Dataset:
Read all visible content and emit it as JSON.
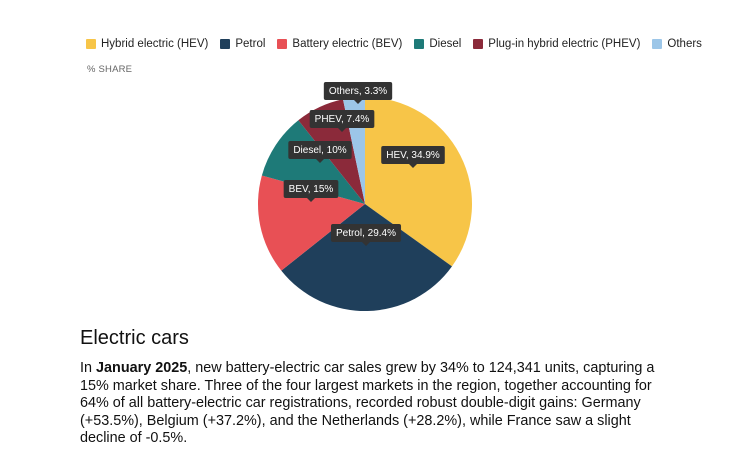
{
  "chart_data": {
    "type": "pie",
    "subtitle": "% SHARE",
    "categories": [
      "Hybrid electric (HEV)",
      "Petrol",
      "Battery electric (BEV)",
      "Diesel",
      "Plug-in hybrid electric (PHEV)",
      "Others"
    ],
    "values": [
      34.9,
      29.4,
      15,
      10,
      7.4,
      3.3
    ],
    "value_labels": [
      "HEV, 34.9%",
      "Petrol, 29.4%",
      "BEV, 15%",
      "Diesel, 10%",
      "PHEV, 7.4%",
      "Others, 3.3%"
    ],
    "colors": [
      "#f7c548",
      "#1f3f5b",
      "#e85055",
      "#1e7a78",
      "#8b2a3a",
      "#9cc6e8"
    ]
  },
  "document": {
    "heading": "Electric cars",
    "paragraph": {
      "lead": "In",
      "bold": "January 2025",
      "text": ", new battery-electric car sales grew by 34% to 124,341 units, capturing a 15% market share. Three of the four largest markets in the region, together accounting for 64% of all battery-electric car registrations, recorded robust double-digit gains: Germany (+53.5%), Belgium (+37.2%), and the Netherlands (+28.2%), while France saw a slight decline of -0.5%."
    }
  }
}
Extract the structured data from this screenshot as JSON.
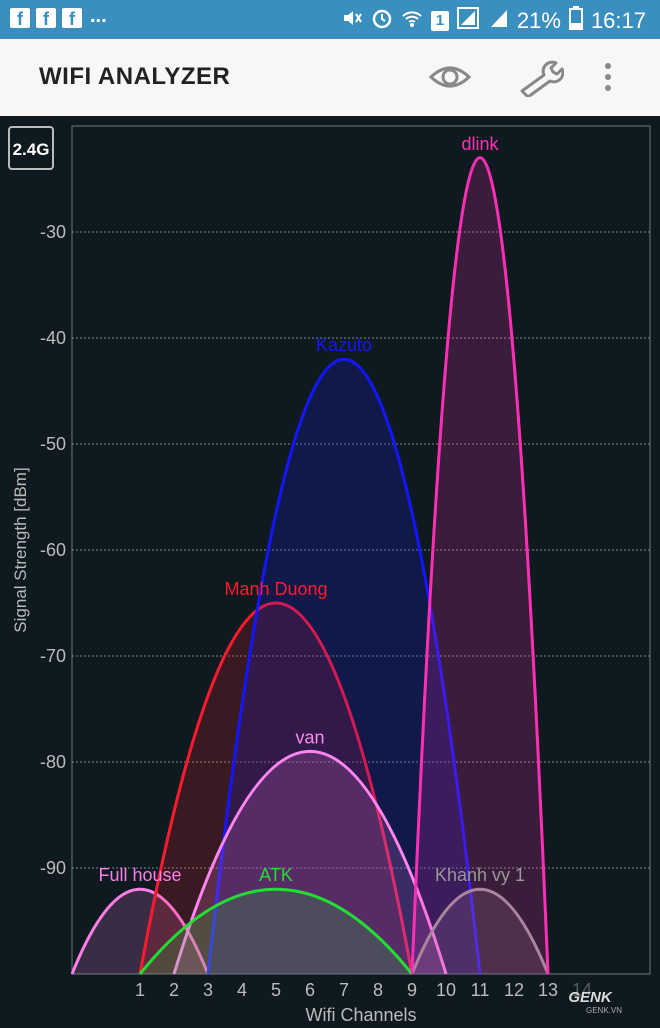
{
  "status_bar": {
    "notification_icons": [
      "facebook-icon",
      "facebook-icon",
      "facebook-icon"
    ],
    "more_notifications": "...",
    "sim_badge": "1",
    "battery": "21%",
    "time": "16:17"
  },
  "app_bar": {
    "title": "WIFI ANALYZER",
    "actions": [
      "eye-icon",
      "wrench-icon",
      "overflow-menu-icon"
    ]
  },
  "band_button": "2.4G",
  "chart_data": {
    "type": "area",
    "ylabel": "Signal Strength [dBm]",
    "xlabel": "Wifi Channels",
    "xlim": [
      -1,
      16
    ],
    "ylim": [
      -100,
      -20
    ],
    "yticks": [
      -30,
      -40,
      -50,
      -60,
      -70,
      -80,
      -90
    ],
    "xticks": [
      1,
      2,
      3,
      4,
      5,
      6,
      7,
      8,
      9,
      10,
      11,
      12,
      13,
      14
    ],
    "grid": true,
    "series": [
      {
        "name": "Full house",
        "channel": 1,
        "start": -1,
        "end": 3,
        "peak": -92,
        "color": "#ff7fe8"
      },
      {
        "name": "Manh Duong",
        "channel": 5,
        "start": 1,
        "end": 9,
        "peak": -65,
        "color": "#ff1a2e"
      },
      {
        "name": "Kazuto",
        "channel": 7,
        "start": 3,
        "end": 11,
        "peak": -42,
        "color": "#1515ff"
      },
      {
        "name": "van",
        "channel": 6,
        "start": 2,
        "end": 10,
        "peak": -79,
        "color": "#ff86f0"
      },
      {
        "name": "ATK",
        "channel": 5,
        "start": 1,
        "end": 9,
        "peak": -92,
        "color": "#22dd33"
      },
      {
        "name": "Khanh vy 1",
        "channel": 11,
        "start": 9,
        "end": 13,
        "peak": -92,
        "color": "#999999"
      },
      {
        "name": "dlink",
        "channel": 11,
        "start": 9,
        "end": 13,
        "peak": -23,
        "color": "#ff2fb5"
      }
    ]
  },
  "watermark": {
    "brand": "GENK",
    "site": "GENK.VN"
  }
}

The request: Reproduce the full listing above verbatim, with no pictures included.

Solution below:
Read all visible content and emit it as JSON.
{
  "chart_data": {
    "type": "pie",
    "subtitle": "% SHARE",
    "categories": [
      "Hybrid electric (HEV)",
      "Petrol",
      "Battery electric (BEV)",
      "Diesel",
      "Plug-in hybrid electric (PHEV)",
      "Others"
    ],
    "values": [
      34.9,
      29.4,
      15,
      10,
      7.4,
      3.3
    ],
    "value_labels": [
      "HEV, 34.9%",
      "Petrol, 29.4%",
      "BEV, 15%",
      "Diesel, 10%",
      "PHEV, 7.4%",
      "Others, 3.3%"
    ],
    "colors": [
      "#f7c548",
      "#1f3f5b",
      "#e85055",
      "#1e7a78",
      "#8b2a3a",
      "#9cc6e8"
    ]
  },
  "document": {
    "heading": "Electric cars",
    "paragraph": {
      "lead": "In",
      "bold": "January 2025",
      "text": ", new battery-electric car sales grew by 34% to 124,341 units, capturing a 15% market share. Three of the four largest markets in the region, together accounting for 64% of all battery-electric car registrations, recorded robust double-digit gains: Germany (+53.5%), Belgium (+37.2%), and the Netherlands (+28.2%), while France saw a slight decline of -0.5%."
    }
  }
}
Extract the structured data from this screenshot as JSON.
{
  "status_bar": {
    "notification_icons": [
      "facebook-icon",
      "facebook-icon",
      "facebook-icon"
    ],
    "more_notifications": "...",
    "sim_badge": "1",
    "battery": "21%",
    "time": "16:17"
  },
  "app_bar": {
    "title": "WIFI ANALYZER",
    "actions": [
      "eye-icon",
      "wrench-icon",
      "overflow-menu-icon"
    ]
  },
  "band_button": "2.4G",
  "chart_data": {
    "type": "area",
    "ylabel": "Signal Strength [dBm]",
    "xlabel": "Wifi Channels",
    "xlim": [
      -1,
      16
    ],
    "ylim": [
      -100,
      -20
    ],
    "yticks": [
      -30,
      -40,
      -50,
      -60,
      -70,
      -80,
      -90
    ],
    "xticks": [
      1,
      2,
      3,
      4,
      5,
      6,
      7,
      8,
      9,
      10,
      11,
      12,
      13,
      14
    ],
    "grid": true,
    "series": [
      {
        "name": "Full house",
        "channel": 1,
        "start": -1,
        "end": 3,
        "peak": -92,
        "color": "#ff7fe8"
      },
      {
        "name": "Manh Duong",
        "channel": 5,
        "start": 1,
        "end": 9,
        "peak": -65,
        "color": "#ff1a2e"
      },
      {
        "name": "Kazuto",
        "channel": 7,
        "start": 3,
        "end": 11,
        "peak": -42,
        "color": "#1515ff"
      },
      {
        "name": "van",
        "channel": 6,
        "start": 2,
        "end": 10,
        "peak": -79,
        "color": "#ff86f0"
      },
      {
        "name": "ATK",
        "channel": 5,
        "start": 1,
        "end": 9,
        "peak": -92,
        "color": "#22dd33"
      },
      {
        "name": "Khanh vy 1",
        "channel": 11,
        "start": 9,
        "end": 13,
        "peak": -92,
        "color": "#999999"
      },
      {
        "name": "dlink",
        "channel": 11,
        "start": 9,
        "end": 13,
        "peak": -23,
        "color": "#ff2fb5"
      }
    ]
  },
  "watermark": {
    "brand": "GENK",
    "site": "GENK.VN"
  }
}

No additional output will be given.